**Material to process**
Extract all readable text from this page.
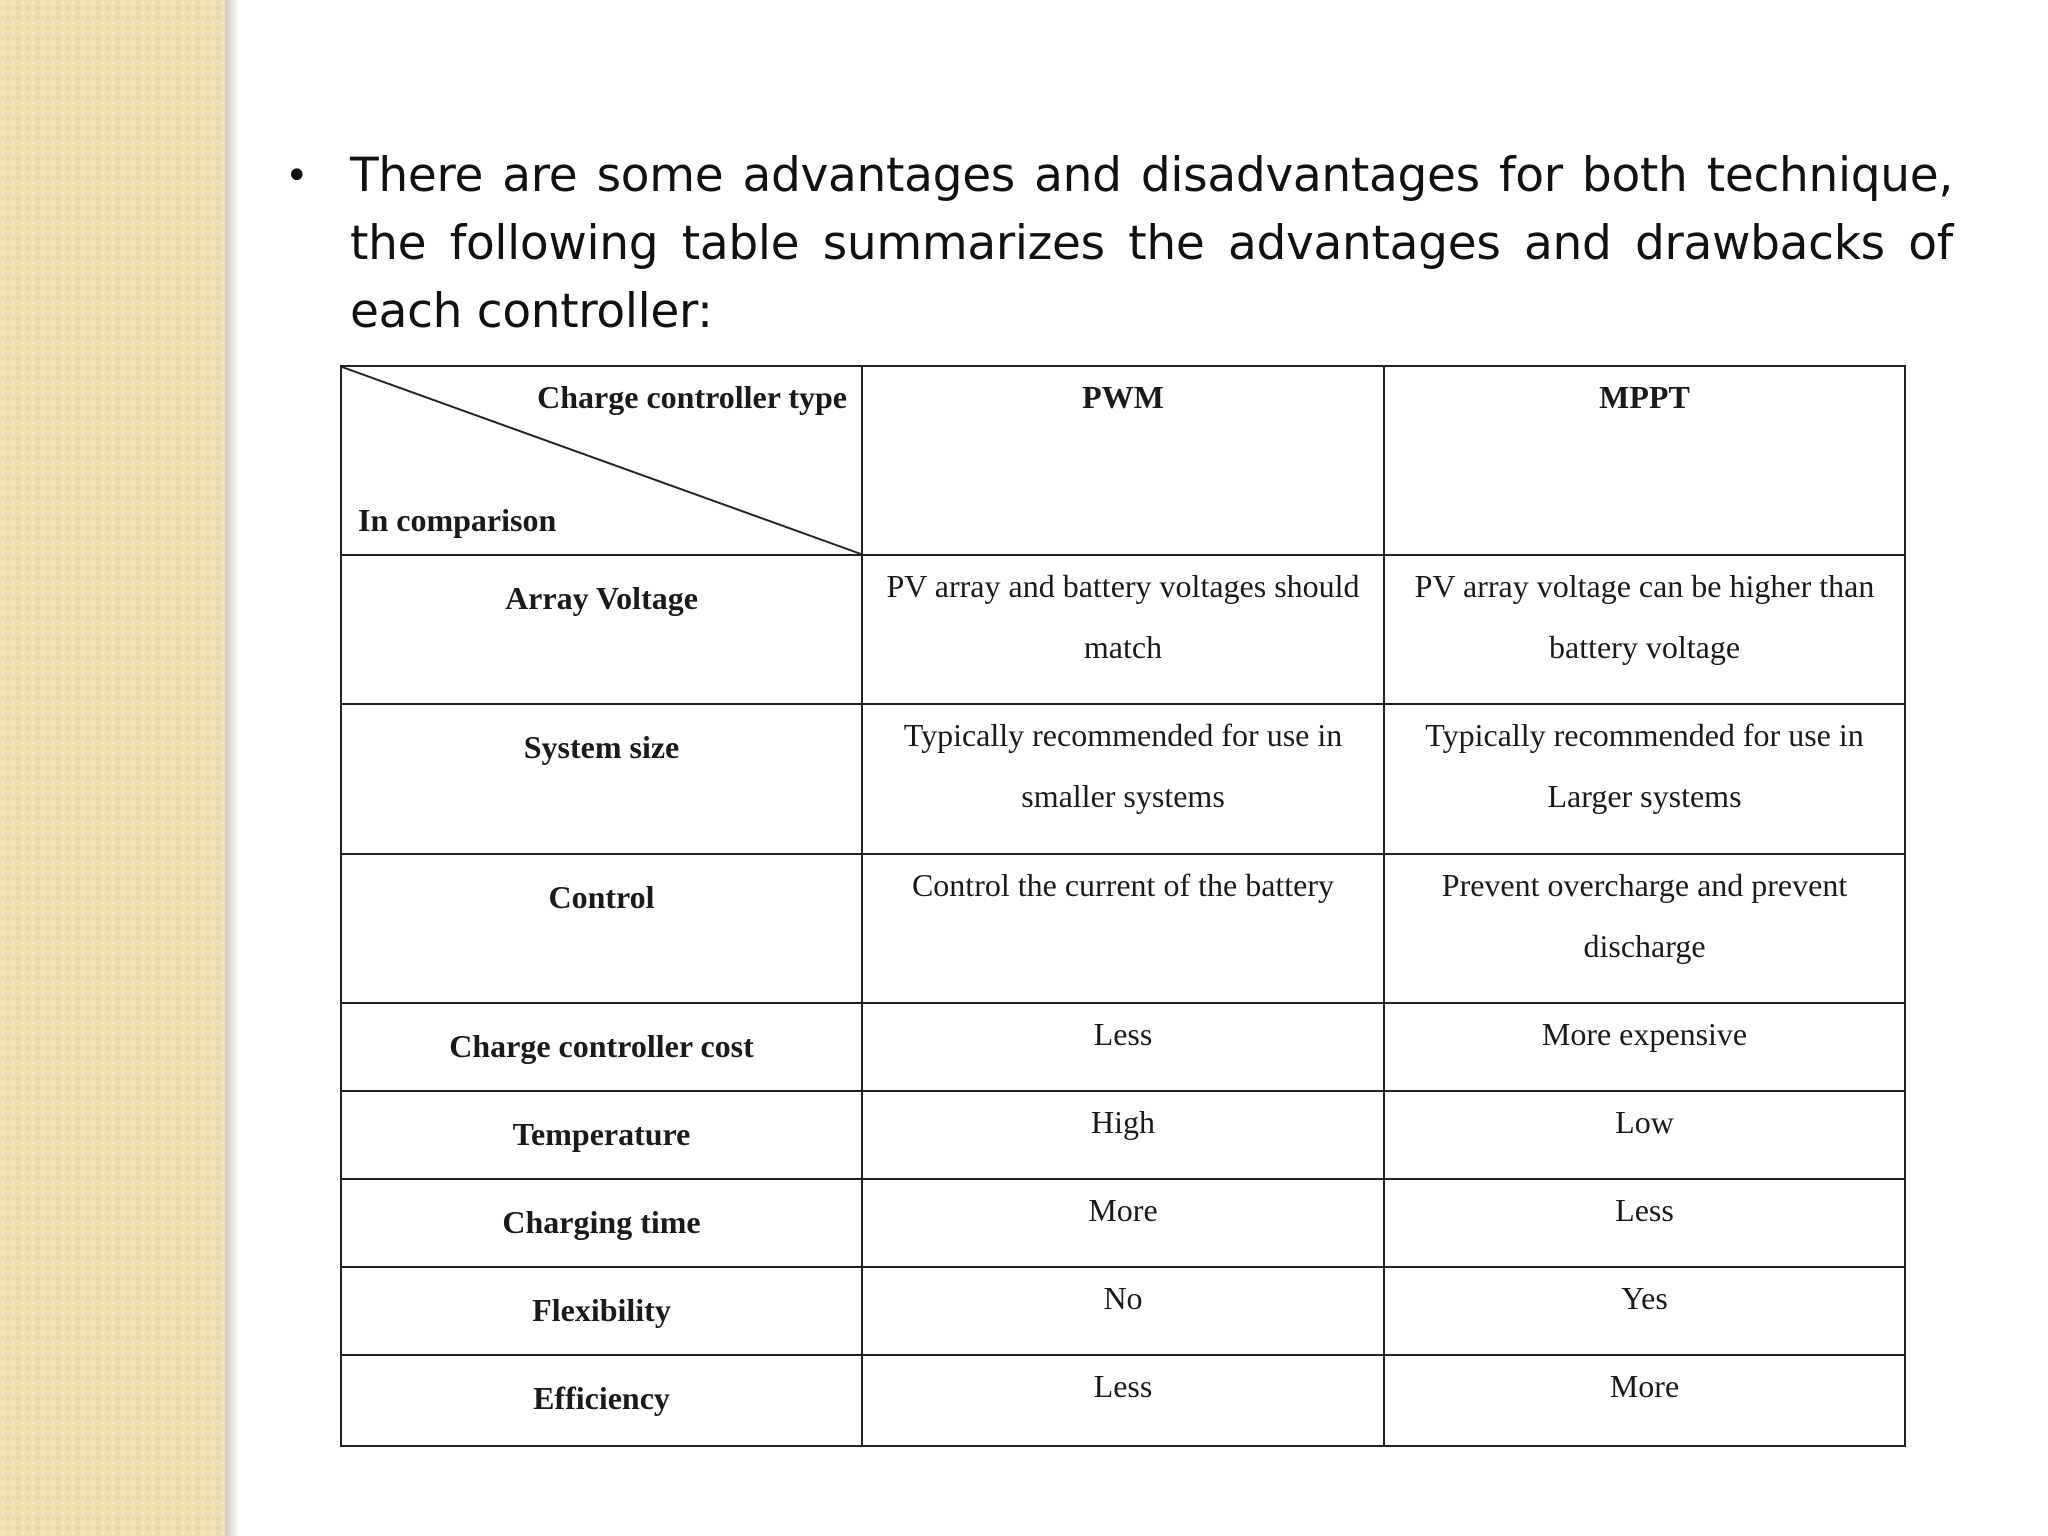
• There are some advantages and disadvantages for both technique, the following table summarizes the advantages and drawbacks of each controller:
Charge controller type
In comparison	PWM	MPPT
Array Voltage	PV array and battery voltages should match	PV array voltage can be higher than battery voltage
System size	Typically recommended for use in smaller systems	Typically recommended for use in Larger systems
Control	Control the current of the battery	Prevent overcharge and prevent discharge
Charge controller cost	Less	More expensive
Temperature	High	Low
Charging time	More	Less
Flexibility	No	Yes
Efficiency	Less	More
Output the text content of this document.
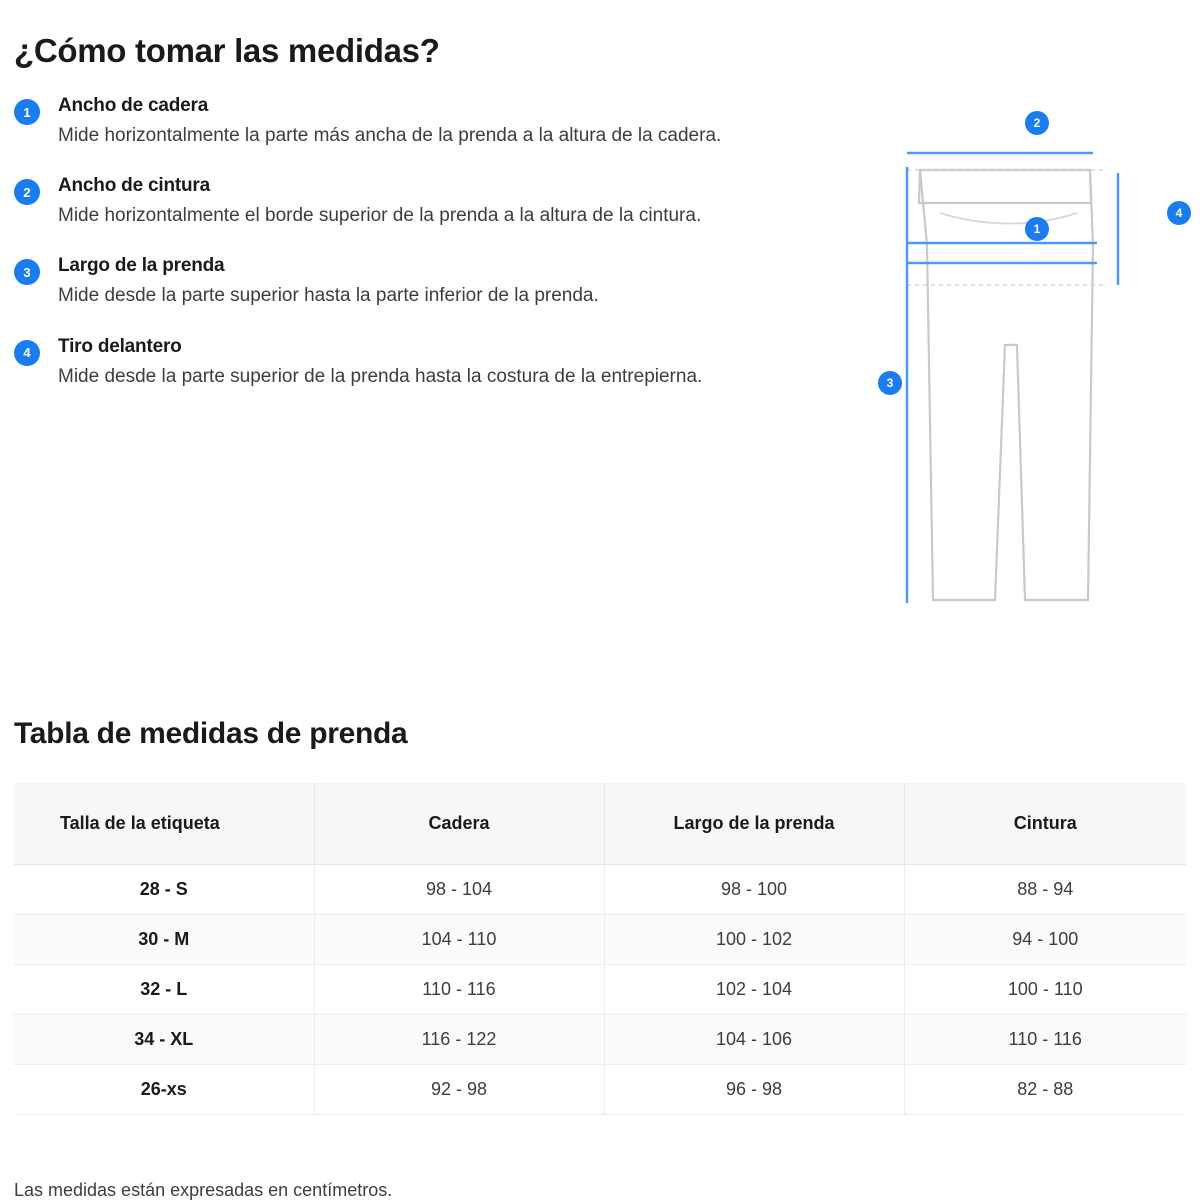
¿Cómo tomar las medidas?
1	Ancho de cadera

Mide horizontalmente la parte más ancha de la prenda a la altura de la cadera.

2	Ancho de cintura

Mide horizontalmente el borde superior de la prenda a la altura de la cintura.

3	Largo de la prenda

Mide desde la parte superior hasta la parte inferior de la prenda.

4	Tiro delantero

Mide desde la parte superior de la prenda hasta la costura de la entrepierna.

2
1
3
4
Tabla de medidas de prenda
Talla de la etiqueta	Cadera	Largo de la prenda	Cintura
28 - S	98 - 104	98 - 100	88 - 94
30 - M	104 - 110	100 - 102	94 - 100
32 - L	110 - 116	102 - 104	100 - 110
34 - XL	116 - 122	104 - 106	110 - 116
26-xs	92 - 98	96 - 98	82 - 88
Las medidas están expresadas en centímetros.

**Task goal**
Using the listing above, show every line that includes the string "altura".

**Correct response**
Mide horizontalmente la parte más ancha de la prenda a la altura de la cadera.
Mide horizontalmente el borde superior de la prenda a la altura de la cintura.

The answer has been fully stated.